▶ _PROMPT_:
Produce an exact copy of all the data below, dropping every image.
◇ ◇ ◇ ◇ ◇ ◇ ◇
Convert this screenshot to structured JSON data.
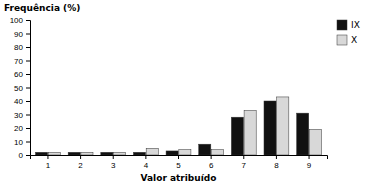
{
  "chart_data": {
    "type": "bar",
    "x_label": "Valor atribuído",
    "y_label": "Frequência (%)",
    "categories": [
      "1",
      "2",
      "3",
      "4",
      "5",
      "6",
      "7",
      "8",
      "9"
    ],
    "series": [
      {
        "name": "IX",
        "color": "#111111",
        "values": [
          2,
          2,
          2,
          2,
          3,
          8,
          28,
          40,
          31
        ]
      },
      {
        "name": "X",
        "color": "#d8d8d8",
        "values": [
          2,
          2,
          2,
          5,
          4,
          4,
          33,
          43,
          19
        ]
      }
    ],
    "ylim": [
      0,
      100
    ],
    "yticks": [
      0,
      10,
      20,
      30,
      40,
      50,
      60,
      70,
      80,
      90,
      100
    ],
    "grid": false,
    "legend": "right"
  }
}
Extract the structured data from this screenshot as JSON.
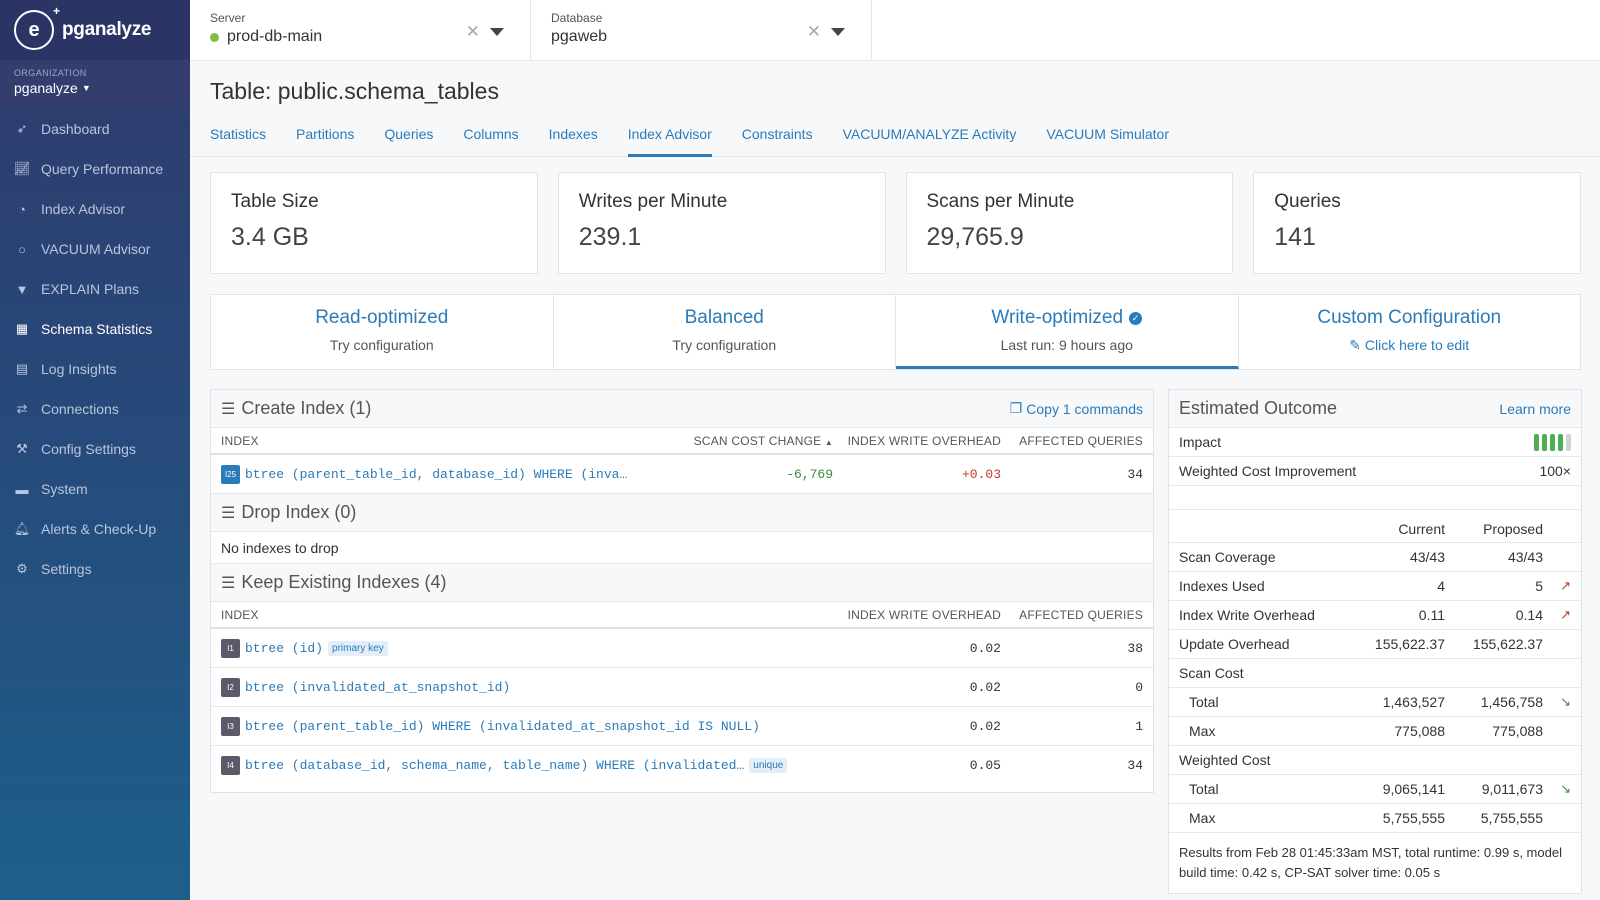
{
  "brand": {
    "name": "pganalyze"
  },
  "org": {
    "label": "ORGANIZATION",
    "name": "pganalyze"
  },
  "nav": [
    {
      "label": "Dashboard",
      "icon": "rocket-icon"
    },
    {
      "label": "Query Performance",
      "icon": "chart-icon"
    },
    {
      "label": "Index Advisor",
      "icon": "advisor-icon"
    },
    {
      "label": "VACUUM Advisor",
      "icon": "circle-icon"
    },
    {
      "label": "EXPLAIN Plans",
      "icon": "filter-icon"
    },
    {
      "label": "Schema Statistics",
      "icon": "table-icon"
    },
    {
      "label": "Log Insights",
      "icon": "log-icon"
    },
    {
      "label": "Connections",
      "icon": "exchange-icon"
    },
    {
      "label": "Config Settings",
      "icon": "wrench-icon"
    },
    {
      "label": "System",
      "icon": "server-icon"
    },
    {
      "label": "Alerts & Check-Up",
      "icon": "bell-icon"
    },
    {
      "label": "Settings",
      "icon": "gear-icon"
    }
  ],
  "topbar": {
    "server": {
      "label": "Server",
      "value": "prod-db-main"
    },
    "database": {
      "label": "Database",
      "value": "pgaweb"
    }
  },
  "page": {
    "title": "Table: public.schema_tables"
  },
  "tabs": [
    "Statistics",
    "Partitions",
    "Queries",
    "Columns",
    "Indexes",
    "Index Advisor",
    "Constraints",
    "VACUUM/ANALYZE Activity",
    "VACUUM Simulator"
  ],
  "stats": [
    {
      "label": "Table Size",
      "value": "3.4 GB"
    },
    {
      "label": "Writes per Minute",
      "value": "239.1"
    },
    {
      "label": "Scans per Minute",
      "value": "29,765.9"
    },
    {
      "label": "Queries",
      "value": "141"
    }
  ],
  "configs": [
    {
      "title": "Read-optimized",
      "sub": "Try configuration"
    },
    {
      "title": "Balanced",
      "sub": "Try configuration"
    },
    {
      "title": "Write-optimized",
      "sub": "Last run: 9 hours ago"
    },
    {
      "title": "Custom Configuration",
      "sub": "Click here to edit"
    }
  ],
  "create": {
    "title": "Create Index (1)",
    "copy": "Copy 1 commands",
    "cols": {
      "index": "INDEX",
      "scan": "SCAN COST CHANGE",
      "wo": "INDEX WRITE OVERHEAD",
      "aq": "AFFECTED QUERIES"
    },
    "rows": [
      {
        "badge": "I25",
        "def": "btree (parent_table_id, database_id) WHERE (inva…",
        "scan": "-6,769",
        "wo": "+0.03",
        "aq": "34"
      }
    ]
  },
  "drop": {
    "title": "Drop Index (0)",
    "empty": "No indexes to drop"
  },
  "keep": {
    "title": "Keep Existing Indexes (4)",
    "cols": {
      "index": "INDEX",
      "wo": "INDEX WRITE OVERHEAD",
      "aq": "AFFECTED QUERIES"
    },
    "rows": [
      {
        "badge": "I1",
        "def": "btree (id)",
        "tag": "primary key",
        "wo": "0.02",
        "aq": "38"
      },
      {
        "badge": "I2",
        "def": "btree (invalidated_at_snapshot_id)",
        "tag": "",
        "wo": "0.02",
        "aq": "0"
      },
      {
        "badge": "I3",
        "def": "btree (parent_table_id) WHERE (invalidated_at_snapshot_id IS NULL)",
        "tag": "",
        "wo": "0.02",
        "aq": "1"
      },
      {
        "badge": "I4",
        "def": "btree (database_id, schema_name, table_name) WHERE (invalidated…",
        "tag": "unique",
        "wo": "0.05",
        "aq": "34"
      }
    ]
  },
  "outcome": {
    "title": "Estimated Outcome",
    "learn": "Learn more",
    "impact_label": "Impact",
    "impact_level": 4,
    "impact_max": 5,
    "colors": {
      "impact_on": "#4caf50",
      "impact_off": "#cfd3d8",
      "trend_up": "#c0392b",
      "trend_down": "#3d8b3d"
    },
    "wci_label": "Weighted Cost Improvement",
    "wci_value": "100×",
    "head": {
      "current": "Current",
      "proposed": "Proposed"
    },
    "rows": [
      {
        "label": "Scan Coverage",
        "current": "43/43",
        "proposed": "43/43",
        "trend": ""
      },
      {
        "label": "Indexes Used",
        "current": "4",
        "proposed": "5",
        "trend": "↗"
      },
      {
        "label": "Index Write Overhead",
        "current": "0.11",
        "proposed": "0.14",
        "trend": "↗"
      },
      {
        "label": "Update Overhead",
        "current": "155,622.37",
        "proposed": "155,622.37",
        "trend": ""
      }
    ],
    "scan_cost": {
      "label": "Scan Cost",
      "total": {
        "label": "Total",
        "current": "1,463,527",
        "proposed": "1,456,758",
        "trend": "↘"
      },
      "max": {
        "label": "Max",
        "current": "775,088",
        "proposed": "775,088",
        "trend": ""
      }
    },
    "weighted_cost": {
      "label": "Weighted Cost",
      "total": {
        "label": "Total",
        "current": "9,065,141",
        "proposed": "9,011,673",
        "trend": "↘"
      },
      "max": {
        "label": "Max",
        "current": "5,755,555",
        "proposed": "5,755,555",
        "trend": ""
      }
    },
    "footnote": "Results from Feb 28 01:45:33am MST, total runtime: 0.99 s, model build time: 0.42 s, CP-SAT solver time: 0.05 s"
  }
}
◇ ◇ ◇ ◇ ◇ ◇ ◇
▶ _OUTPUT FOR THIS EXERCISE_:
Convert this screenshot to structured JSON data.
{
  "chart_data": {
    "type": "bar",
    "x_label": "Valor atribuído",
    "y_label": "Frequência (%)",
    "categories": [
      "1",
      "2",
      "3",
      "4",
      "5",
      "6",
      "7",
      "8",
      "9"
    ],
    "series": [
      {
        "name": "IX",
        "color": "#111111",
        "values": [
          2,
          2,
          2,
          2,
          3,
          8,
          28,
          40,
          31
        ]
      },
      {
        "name": "X",
        "color": "#d8d8d8",
        "values": [
          2,
          2,
          2,
          5,
          4,
          4,
          33,
          43,
          19
        ]
      }
    ],
    "ylim": [
      0,
      100
    ],
    "yticks": [
      0,
      10,
      20,
      30,
      40,
      50,
      60,
      70,
      80,
      90,
      100
    ],
    "grid": false,
    "legend": "right"
  }
}
Extract the structured data from this screenshot as JSON.
{
  "brand": {
    "name": "pganalyze"
  },
  "org": {
    "label": "ORGANIZATION",
    "name": "pganalyze"
  },
  "nav": [
    {
      "label": "Dashboard",
      "icon": "rocket-icon"
    },
    {
      "label": "Query Performance",
      "icon": "chart-icon"
    },
    {
      "label": "Index Advisor",
      "icon": "advisor-icon"
    },
    {
      "label": "VACUUM Advisor",
      "icon": "circle-icon"
    },
    {
      "label": "EXPLAIN Plans",
      "icon": "filter-icon"
    },
    {
      "label": "Schema Statistics",
      "icon": "table-icon"
    },
    {
      "label": "Log Insights",
      "icon": "log-icon"
    },
    {
      "label": "Connections",
      "icon": "exchange-icon"
    },
    {
      "label": "Config Settings",
      "icon": "wrench-icon"
    },
    {
      "label": "System",
      "icon": "server-icon"
    },
    {
      "label": "Alerts & Check-Up",
      "icon": "bell-icon"
    },
    {
      "label": "Settings",
      "icon": "gear-icon"
    }
  ],
  "topbar": {
    "server": {
      "label": "Server",
      "value": "prod-db-main"
    },
    "database": {
      "label": "Database",
      "value": "pgaweb"
    }
  },
  "page": {
    "title": "Table: public.schema_tables"
  },
  "tabs": [
    "Statistics",
    "Partitions",
    "Queries",
    "Columns",
    "Indexes",
    "Index Advisor",
    "Constraints",
    "VACUUM/ANALYZE Activity",
    "VACUUM Simulator"
  ],
  "stats": [
    {
      "label": "Table Size",
      "value": "3.4 GB"
    },
    {
      "label": "Writes per Minute",
      "value": "239.1"
    },
    {
      "label": "Scans per Minute",
      "value": "29,765.9"
    },
    {
      "label": "Queries",
      "value": "141"
    }
  ],
  "configs": [
    {
      "title": "Read-optimized",
      "sub": "Try configuration"
    },
    {
      "title": "Balanced",
      "sub": "Try configuration"
    },
    {
      "title": "Write-optimized",
      "sub": "Last run: 9 hours ago"
    },
    {
      "title": "Custom Configuration",
      "sub": "Click here to edit"
    }
  ],
  "create": {
    "title": "Create Index (1)",
    "copy": "Copy 1 commands",
    "cols": {
      "index": "INDEX",
      "scan": "SCAN COST CHANGE",
      "wo": "INDEX WRITE OVERHEAD",
      "aq": "AFFECTED QUERIES"
    },
    "rows": [
      {
        "badge": "I25",
        "def": "btree (parent_table_id, database_id) WHERE (inva…",
        "scan": "-6,769",
        "wo": "+0.03",
        "aq": "34"
      }
    ]
  },
  "drop": {
    "title": "Drop Index (0)",
    "empty": "No indexes to drop"
  },
  "keep": {
    "title": "Keep Existing Indexes (4)",
    "cols": {
      "index": "INDEX",
      "wo": "INDEX WRITE OVERHEAD",
      "aq": "AFFECTED QUERIES"
    },
    "rows": [
      {
        "badge": "I1",
        "def": "btree (id)",
        "tag": "primary key",
        "wo": "0.02",
        "aq": "38"
      },
      {
        "badge": "I2",
        "def": "btree (invalidated_at_snapshot_id)",
        "tag": "",
        "wo": "0.02",
        "aq": "0"
      },
      {
        "badge": "I3",
        "def": "btree (parent_table_id) WHERE (invalidated_at_snapshot_id IS NULL)",
        "tag": "",
        "wo": "0.02",
        "aq": "1"
      },
      {
        "badge": "I4",
        "def": "btree (database_id, schema_name, table_name) WHERE (invalidated…",
        "tag": "unique",
        "wo": "0.05",
        "aq": "34"
      }
    ]
  },
  "outcome": {
    "title": "Estimated Outcome",
    "learn": "Learn more",
    "impact_label": "Impact",
    "impact_level": 4,
    "impact_max": 5,
    "colors": {
      "impact_on": "#4caf50",
      "impact_off": "#cfd3d8",
      "trend_up": "#c0392b",
      "trend_down": "#3d8b3d"
    },
    "wci_label": "Weighted Cost Improvement",
    "wci_value": "100×",
    "head": {
      "current": "Current",
      "proposed": "Proposed"
    },
    "rows": [
      {
        "label": "Scan Coverage",
        "current": "43/43",
        "proposed": "43/43",
        "trend": ""
      },
      {
        "label": "Indexes Used",
        "current": "4",
        "proposed": "5",
        "trend": "↗"
      },
      {
        "label": "Index Write Overhead",
        "current": "0.11",
        "proposed": "0.14",
        "trend": "↗"
      },
      {
        "label": "Update Overhead",
        "current": "155,622.37",
        "proposed": "155,622.37",
        "trend": ""
      }
    ],
    "scan_cost": {
      "label": "Scan Cost",
      "total": {
        "label": "Total",
        "current": "1,463,527",
        "proposed": "1,456,758",
        "trend": "↘"
      },
      "max": {
        "label": "Max",
        "current": "775,088",
        "proposed": "775,088",
        "trend": ""
      }
    },
    "weighted_cost": {
      "label": "Weighted Cost",
      "total": {
        "label": "Total",
        "current": "9,065,141",
        "proposed": "9,011,673",
        "trend": "↘"
      },
      "max": {
        "label": "Max",
        "current": "5,755,555",
        "proposed": "5,755,555",
        "trend": ""
      }
    },
    "footnote": "Results from Feb 28 01:45:33am MST, total runtime: 0.99 s, model build time: 0.42 s, CP-SAT solver time: 0.05 s"
  }
}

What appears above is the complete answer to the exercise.